→ **Stated task**: Count how many lines contain the word "frac". Respond with the number alone.

## Start

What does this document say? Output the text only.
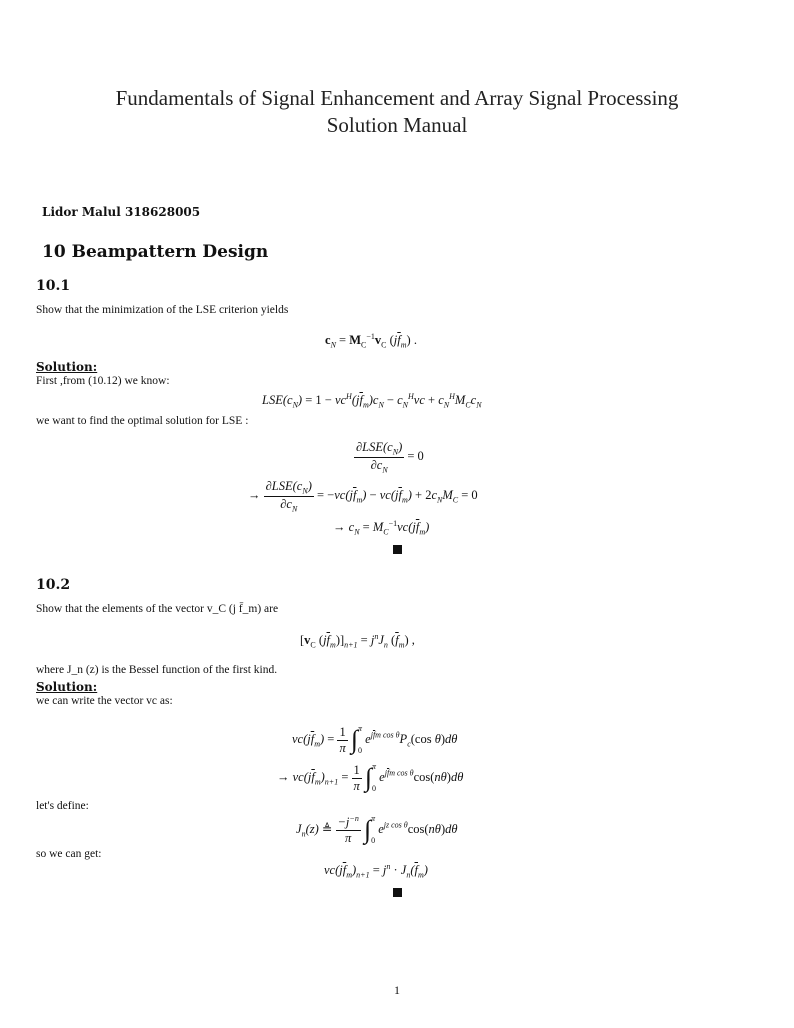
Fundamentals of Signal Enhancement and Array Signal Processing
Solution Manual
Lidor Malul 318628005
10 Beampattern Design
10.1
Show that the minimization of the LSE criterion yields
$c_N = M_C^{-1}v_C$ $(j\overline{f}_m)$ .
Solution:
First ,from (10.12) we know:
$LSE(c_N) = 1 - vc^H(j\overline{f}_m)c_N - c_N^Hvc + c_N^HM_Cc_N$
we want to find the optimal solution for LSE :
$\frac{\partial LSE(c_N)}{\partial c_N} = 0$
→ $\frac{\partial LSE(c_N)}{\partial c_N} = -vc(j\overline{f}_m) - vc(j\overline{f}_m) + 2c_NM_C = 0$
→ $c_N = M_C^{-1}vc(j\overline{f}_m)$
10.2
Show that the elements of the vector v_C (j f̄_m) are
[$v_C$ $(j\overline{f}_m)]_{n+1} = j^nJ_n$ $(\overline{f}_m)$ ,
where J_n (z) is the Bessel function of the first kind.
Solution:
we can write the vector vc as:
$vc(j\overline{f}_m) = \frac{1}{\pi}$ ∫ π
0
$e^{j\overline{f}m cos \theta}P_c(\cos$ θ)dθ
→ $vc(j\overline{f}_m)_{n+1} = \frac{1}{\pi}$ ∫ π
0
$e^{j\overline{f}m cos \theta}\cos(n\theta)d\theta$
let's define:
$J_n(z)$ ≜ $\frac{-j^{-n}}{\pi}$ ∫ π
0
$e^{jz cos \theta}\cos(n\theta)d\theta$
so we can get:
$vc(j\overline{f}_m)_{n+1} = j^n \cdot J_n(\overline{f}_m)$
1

## End

→ **Solution**: 5